─── ENTRIES SUPPLIED ───
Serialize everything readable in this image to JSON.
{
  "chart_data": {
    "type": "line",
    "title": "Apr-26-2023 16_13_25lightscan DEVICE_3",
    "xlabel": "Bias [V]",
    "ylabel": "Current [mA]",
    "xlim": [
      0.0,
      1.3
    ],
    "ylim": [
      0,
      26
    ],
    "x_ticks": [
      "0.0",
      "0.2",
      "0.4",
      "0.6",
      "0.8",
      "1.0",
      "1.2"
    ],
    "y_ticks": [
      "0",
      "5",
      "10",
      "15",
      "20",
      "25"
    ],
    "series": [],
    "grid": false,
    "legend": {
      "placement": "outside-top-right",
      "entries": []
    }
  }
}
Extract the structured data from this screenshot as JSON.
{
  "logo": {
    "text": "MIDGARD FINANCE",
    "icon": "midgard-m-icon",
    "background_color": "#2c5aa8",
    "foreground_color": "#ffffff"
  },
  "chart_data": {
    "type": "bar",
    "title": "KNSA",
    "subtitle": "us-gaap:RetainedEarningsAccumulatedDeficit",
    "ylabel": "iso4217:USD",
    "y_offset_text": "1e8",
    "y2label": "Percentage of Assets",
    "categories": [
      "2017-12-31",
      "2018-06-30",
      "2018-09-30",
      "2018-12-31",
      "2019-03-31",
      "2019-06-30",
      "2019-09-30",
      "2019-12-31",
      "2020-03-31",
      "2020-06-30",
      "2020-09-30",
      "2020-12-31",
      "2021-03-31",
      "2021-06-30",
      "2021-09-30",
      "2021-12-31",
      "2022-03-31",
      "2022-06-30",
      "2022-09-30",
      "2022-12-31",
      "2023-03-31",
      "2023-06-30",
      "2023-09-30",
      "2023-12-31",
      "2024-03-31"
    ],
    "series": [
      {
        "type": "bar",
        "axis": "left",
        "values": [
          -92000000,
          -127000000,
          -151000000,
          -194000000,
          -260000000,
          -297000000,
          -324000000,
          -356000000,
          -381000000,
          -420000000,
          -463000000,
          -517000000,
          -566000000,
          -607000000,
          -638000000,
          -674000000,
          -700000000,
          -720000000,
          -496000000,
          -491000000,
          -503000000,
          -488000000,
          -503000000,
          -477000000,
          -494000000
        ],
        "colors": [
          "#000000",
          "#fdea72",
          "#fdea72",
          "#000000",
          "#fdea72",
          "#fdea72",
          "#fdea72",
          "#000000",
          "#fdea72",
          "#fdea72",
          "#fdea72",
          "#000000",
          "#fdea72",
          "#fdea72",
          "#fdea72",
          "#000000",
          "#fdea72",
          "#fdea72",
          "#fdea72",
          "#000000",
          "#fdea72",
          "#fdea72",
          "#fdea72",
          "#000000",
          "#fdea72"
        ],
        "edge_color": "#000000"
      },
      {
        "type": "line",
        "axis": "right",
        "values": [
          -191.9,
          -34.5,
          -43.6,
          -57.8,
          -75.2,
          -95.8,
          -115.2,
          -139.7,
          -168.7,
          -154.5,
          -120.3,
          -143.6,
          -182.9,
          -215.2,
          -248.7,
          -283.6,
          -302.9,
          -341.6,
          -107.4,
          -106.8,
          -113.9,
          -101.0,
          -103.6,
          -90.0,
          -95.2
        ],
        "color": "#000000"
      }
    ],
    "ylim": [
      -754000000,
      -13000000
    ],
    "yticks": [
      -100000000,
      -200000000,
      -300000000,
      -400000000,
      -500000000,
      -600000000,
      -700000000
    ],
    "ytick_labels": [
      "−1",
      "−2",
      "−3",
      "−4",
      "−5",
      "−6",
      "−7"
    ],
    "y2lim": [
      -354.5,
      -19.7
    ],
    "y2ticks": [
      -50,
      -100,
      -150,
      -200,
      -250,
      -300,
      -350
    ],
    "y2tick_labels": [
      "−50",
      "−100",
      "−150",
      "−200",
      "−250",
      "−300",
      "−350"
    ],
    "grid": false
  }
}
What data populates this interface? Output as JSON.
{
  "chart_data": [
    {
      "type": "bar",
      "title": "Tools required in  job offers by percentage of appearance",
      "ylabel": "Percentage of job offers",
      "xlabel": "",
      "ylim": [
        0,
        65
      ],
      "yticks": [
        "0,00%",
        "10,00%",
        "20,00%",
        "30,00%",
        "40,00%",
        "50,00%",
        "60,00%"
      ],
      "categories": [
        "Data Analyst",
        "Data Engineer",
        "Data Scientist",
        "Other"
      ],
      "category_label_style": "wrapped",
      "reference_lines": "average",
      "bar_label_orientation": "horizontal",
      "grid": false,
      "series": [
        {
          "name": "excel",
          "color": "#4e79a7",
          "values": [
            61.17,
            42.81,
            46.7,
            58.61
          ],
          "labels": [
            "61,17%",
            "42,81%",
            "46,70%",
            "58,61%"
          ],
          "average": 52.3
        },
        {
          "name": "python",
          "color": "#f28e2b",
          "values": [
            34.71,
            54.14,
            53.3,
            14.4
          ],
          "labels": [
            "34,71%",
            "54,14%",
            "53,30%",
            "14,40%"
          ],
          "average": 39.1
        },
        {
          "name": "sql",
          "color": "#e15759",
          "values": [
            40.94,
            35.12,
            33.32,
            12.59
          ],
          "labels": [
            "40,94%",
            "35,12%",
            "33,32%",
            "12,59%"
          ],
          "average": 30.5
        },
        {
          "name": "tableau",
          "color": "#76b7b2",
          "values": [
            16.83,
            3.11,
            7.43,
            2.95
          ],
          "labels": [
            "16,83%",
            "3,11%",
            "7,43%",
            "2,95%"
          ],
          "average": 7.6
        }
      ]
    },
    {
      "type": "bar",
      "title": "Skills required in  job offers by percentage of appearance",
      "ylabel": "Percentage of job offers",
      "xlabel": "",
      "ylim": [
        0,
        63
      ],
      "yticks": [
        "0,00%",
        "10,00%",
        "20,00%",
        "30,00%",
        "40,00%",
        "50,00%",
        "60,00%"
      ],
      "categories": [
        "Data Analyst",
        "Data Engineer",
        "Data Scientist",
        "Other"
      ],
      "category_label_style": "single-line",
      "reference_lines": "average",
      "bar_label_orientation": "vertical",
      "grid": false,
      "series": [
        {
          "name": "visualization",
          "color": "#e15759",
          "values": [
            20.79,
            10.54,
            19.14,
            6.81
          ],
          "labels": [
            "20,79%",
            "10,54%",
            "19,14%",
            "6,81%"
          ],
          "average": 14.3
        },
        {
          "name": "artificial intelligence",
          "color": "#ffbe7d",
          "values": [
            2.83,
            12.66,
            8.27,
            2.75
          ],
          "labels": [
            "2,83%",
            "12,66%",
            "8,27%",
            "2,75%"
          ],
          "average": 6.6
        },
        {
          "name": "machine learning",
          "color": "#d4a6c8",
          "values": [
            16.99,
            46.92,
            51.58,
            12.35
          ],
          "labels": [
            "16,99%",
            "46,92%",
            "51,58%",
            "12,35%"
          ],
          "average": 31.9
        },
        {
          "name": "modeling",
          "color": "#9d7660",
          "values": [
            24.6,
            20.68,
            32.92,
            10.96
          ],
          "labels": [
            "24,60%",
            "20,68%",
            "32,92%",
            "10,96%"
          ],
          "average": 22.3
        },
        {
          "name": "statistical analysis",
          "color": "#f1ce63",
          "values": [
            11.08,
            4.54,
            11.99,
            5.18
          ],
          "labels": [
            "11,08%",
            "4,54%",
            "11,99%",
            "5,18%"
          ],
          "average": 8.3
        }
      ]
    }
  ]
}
───
YOUR GOAL: Using the material above, report each line where "offers" occurs.

SOLVED EXERCISE:
      "title": "Tools required in  job offers by percentage of appearance",
      "ylabel": "Percentage of job offers",
      "title": "Skills required in  job offers by percentage of appearance",
      "ylabel": "Percentage of job offers",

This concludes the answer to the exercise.